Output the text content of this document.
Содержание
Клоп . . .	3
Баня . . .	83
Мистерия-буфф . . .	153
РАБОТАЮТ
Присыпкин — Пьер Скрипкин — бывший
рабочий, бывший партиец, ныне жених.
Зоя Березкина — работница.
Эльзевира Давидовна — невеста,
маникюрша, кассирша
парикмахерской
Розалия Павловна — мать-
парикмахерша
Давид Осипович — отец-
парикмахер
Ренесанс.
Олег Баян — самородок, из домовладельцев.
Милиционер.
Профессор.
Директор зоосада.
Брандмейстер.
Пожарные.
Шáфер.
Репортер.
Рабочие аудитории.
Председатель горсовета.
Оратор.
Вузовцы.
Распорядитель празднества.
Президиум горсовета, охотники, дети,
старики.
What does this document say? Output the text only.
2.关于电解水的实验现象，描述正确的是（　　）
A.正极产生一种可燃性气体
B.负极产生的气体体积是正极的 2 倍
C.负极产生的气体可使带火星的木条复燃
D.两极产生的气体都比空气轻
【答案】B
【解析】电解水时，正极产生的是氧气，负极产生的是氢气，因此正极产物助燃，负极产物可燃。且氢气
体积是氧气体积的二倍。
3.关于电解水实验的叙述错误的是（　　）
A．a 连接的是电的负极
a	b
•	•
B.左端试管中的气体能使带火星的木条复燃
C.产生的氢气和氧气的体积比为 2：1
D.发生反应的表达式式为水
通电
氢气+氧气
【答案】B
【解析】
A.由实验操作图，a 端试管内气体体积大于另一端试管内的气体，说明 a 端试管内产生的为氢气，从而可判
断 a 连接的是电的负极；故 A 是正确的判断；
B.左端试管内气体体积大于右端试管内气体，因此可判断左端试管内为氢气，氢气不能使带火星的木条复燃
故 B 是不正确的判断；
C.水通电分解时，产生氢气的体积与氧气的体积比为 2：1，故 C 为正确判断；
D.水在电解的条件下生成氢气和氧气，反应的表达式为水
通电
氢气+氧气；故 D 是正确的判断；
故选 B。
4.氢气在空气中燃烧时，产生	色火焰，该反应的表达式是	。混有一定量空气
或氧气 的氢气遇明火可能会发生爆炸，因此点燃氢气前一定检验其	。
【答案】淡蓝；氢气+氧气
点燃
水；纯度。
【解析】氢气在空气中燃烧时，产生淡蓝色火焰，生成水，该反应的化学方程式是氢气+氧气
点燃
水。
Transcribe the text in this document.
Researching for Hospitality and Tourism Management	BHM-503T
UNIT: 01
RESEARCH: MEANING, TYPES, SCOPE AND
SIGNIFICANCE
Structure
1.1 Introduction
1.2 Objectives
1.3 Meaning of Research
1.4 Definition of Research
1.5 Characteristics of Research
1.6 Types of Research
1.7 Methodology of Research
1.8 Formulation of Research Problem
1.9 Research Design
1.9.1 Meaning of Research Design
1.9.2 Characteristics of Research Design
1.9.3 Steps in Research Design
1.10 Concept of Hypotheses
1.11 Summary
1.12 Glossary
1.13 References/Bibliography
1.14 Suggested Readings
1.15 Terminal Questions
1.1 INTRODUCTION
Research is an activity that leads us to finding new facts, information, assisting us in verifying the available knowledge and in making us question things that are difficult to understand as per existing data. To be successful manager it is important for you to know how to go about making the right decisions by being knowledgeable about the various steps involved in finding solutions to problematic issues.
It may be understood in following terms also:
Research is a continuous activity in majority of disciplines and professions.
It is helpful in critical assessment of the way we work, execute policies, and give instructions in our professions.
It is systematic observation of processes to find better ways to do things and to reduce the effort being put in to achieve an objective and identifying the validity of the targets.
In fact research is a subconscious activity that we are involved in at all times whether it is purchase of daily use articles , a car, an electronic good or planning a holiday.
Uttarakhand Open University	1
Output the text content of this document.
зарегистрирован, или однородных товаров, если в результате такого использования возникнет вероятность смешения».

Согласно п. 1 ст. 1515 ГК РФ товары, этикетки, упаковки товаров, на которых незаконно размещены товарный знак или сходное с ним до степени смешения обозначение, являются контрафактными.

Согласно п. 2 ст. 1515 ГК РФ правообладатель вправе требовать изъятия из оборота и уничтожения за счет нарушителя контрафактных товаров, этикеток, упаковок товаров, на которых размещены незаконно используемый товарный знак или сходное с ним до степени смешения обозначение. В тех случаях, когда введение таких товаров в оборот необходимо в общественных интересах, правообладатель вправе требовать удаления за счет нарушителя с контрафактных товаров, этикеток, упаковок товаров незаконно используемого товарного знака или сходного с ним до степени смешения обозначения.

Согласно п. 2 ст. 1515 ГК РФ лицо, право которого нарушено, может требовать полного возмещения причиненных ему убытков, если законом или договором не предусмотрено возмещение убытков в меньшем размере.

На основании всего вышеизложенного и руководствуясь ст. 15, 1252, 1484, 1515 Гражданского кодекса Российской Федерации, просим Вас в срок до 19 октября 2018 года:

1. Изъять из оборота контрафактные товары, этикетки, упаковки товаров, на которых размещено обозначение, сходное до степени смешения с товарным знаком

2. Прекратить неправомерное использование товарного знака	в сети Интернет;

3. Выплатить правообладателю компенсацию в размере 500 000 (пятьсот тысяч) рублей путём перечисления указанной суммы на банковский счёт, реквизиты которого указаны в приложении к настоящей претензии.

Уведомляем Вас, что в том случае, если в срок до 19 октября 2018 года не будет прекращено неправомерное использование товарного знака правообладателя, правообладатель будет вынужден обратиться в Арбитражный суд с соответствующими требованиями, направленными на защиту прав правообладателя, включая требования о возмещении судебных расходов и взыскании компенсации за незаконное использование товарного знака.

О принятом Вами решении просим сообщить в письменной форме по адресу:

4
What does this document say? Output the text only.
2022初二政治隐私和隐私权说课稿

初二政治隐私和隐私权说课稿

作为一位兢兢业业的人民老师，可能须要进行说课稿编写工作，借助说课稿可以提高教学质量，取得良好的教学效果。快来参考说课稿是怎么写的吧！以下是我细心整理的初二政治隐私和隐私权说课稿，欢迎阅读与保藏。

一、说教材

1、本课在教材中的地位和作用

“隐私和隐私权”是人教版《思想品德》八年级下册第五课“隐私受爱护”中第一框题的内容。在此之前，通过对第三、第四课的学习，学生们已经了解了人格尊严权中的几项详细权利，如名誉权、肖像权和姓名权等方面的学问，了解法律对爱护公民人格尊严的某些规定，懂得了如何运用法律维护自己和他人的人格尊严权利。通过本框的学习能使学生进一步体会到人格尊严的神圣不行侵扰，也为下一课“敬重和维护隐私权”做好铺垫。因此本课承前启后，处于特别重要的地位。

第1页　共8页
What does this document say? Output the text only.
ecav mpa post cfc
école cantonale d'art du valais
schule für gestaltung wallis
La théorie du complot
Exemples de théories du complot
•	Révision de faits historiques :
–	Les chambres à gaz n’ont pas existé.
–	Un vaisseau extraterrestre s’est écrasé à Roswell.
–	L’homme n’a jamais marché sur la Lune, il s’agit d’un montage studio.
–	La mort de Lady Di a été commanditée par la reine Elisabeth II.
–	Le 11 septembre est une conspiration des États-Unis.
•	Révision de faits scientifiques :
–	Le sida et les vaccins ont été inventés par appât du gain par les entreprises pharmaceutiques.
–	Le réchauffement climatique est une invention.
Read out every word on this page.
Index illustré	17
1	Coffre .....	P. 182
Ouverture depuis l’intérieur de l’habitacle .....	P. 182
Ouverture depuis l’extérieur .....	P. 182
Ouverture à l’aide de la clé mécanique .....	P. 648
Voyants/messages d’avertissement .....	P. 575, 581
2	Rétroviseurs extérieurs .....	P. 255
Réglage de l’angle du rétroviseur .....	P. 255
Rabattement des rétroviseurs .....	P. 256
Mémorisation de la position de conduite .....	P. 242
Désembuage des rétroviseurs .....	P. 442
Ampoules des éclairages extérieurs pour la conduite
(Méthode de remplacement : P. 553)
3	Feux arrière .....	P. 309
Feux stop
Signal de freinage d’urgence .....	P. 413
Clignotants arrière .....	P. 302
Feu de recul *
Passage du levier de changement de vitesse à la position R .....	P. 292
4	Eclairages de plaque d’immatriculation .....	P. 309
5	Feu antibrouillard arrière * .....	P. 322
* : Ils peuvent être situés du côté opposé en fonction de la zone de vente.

- - -

EXERCISE AIM: Repeat word for word each line from the one with "Read out every word on this page." to the end of the records above, inclusive.

RESPONSE TO THE EXERCISE:
Read out every word on this page.
Index illustré	17
1	Coffre .....	P. 182
Ouverture depuis l’intérieur de l’habitacle .....	P. 182
Ouverture depuis l’extérieur .....	P. 182
Ouverture à l’aide de la clé mécanique .....	P. 648
Voyants/messages d’avertissement .....	P. 575, 581
2	Rétroviseurs extérieurs .....	P. 255
Réglage de l’angle du rétroviseur .....	P. 255
Rabattement des rétroviseurs .....	P. 256
Mémorisation de la position de conduite .....	P. 242
Désembuage des rétroviseurs .....	P. 442
Ampoules des éclairages extérieurs pour la conduite
(Méthode de remplacement : P. 553)
3	Feux arrière .....	P. 309
Feux stop
Signal de freinage d’urgence .....	P. 413
Clignotants arrière .....	P. 302
Feu de recul *
Passage du levier de changement de vitesse à la position R .....	P. 292
4	Eclairages de plaque d’immatriculation .....	P. 309
5	Feu antibrouillard arrière * .....	P. 322
* : Ils peuvent être situés du côté opposé en fonction de la zone de vente.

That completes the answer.